• **Items listed in a dataset**:
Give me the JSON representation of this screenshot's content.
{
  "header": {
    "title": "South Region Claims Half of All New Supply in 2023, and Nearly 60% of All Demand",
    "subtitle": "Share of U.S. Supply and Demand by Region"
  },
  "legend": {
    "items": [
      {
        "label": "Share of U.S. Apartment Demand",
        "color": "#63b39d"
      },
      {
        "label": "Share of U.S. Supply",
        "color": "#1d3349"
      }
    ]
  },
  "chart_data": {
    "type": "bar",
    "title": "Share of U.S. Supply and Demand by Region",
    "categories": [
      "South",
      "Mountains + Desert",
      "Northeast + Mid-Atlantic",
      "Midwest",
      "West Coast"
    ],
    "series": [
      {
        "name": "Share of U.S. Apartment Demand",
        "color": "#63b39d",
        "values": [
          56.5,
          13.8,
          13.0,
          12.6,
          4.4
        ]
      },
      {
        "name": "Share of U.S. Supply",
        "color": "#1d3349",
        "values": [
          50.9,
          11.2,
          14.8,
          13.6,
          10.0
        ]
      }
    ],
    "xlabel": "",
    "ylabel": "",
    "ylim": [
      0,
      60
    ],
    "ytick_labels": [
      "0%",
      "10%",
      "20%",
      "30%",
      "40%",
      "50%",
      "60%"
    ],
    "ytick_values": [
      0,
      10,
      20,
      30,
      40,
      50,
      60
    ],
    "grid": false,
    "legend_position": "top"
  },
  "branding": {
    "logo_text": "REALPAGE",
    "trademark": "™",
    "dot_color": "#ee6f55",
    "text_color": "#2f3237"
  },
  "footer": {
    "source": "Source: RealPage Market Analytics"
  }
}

• **GIVEN EXERCISE**:
Write the entire listing out again, word for word.

• **SOLUTION TO THIS EXERCISE**:
Give me the JSON representation of this screenshot's content.
{
  "header": {
    "title": "South Region Claims Half of All New Supply in 2023, and Nearly 60% of All Demand",
    "subtitle": "Share of U.S. Supply and Demand by Region"
  },
  "legend": {
    "items": [
      {
        "label": "Share of U.S. Apartment Demand",
        "color": "#63b39d"
      },
      {
        "label": "Share of U.S. Supply",
        "color": "#1d3349"
      }
    ]
  },
  "chart_data": {
    "type": "bar",
    "title": "Share of U.S. Supply and Demand by Region",
    "categories": [
      "South",
      "Mountains + Desert",
      "Northeast + Mid-Atlantic",
      "Midwest",
      "West Coast"
    ],
    "series": [
      {
        "name": "Share of U.S. Apartment Demand",
        "color": "#63b39d",
        "values": [
          56.5,
          13.8,
          13.0,
          12.6,
          4.4
        ]
      },
      {
        "name": "Share of U.S. Supply",
        "color": "#1d3349",
        "values": [
          50.9,
          11.2,
          14.8,
          13.6,
          10.0
        ]
      }
    ],
    "xlabel": "",
    "ylabel": "",
    "ylim": [
      0,
      60
    ],
    "ytick_labels": [
      "0%",
      "10%",
      "20%",
      "30%",
      "40%",
      "50%",
      "60%"
    ],
    "ytick_values": [
      0,
      10,
      20,
      30,
      40,
      50,
      60
    ],
    "grid": false,
    "legend_position": "top"
  },
  "branding": {
    "logo_text": "REALPAGE",
    "trademark": "™",
    "dot_color": "#ee6f55",
    "text_color": "#2f3237"
  },
  "footer": {
    "source": "Source: RealPage Market Analytics"
  }
}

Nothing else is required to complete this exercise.